§ **SHORT TASK**: Can you write out the whole listing exactly?

## Begin PROVIDED RECORDS

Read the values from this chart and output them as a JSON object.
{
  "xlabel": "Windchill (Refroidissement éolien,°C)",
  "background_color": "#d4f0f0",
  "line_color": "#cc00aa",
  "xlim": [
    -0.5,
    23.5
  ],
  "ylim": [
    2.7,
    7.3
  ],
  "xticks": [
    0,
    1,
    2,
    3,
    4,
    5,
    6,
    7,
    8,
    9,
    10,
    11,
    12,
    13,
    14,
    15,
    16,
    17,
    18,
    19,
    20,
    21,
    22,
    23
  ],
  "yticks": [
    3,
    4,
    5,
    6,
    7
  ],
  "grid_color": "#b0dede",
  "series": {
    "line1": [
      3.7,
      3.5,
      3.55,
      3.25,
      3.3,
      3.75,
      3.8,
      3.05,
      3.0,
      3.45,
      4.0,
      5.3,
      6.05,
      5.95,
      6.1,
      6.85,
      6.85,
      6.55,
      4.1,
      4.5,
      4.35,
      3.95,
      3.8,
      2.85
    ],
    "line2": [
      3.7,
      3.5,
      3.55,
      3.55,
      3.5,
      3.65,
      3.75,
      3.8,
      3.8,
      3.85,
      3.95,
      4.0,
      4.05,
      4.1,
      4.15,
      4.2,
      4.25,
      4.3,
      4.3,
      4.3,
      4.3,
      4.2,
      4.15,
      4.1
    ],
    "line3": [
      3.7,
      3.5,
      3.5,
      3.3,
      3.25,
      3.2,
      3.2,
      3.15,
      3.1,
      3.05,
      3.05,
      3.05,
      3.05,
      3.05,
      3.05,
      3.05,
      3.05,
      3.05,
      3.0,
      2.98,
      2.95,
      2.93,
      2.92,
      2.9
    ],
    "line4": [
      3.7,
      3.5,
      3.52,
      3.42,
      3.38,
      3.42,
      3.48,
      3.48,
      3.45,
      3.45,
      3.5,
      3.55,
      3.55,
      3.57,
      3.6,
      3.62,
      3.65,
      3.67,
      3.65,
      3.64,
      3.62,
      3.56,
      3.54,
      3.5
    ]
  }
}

## End PROVIDED RECORDS

§ **FINAL RESULT**:
Read the values from this chart and output them as a JSON object.
{
  "xlabel": "Windchill (Refroidissement éolien,°C)",
  "background_color": "#d4f0f0",
  "line_color": "#cc00aa",
  "xlim": [
    -0.5,
    23.5
  ],
  "ylim": [
    2.7,
    7.3
  ],
  "xticks": [
    0,
    1,
    2,
    3,
    4,
    5,
    6,
    7,
    8,
    9,
    10,
    11,
    12,
    13,
    14,
    15,
    16,
    17,
    18,
    19,
    20,
    21,
    22,
    23
  ],
  "yticks": [
    3,
    4,
    5,
    6,
    7
  ],
  "grid_color": "#b0dede",
  "series": {
    "line1": [
      3.7,
      3.5,
      3.55,
      3.25,
      3.3,
      3.75,
      3.8,
      3.05,
      3.0,
      3.45,
      4.0,
      5.3,
      6.05,
      5.95,
      6.1,
      6.85,
      6.85,
      6.55,
      4.1,
      4.5,
      4.35,
      3.95,
      3.8,
      2.85
    ],
    "line2": [
      3.7,
      3.5,
      3.55,
      3.55,
      3.5,
      3.65,
      3.75,
      3.8,
      3.8,
      3.85,
      3.95,
      4.0,
      4.05,
      4.1,
      4.15,
      4.2,
      4.25,
      4.3,
      4.3,
      4.3,
      4.3,
      4.2,
      4.15,
      4.1
    ],
    "line3": [
      3.7,
      3.5,
      3.5,
      3.3,
      3.25,
      3.2,
      3.2,
      3.15,
      3.1,
      3.05,
      3.05,
      3.05,
      3.05,
      3.05,
      3.05,
      3.05,
      3.05,
      3.05,
      3.0,
      2.98,
      2.95,
      2.93,
      2.92,
      2.9
    ],
    "line4": [
      3.7,
      3.5,
      3.52,
      3.42,
      3.38,
      3.42,
      3.48,
      3.48,
      3.45,
      3.45,
      3.5,
      3.55,
      3.55,
      3.57,
      3.6,
      3.62,
      3.65,
      3.67,
      3.65,
      3.64,
      3.62,
      3.56,
      3.54,
      3.5
    ]
  }
}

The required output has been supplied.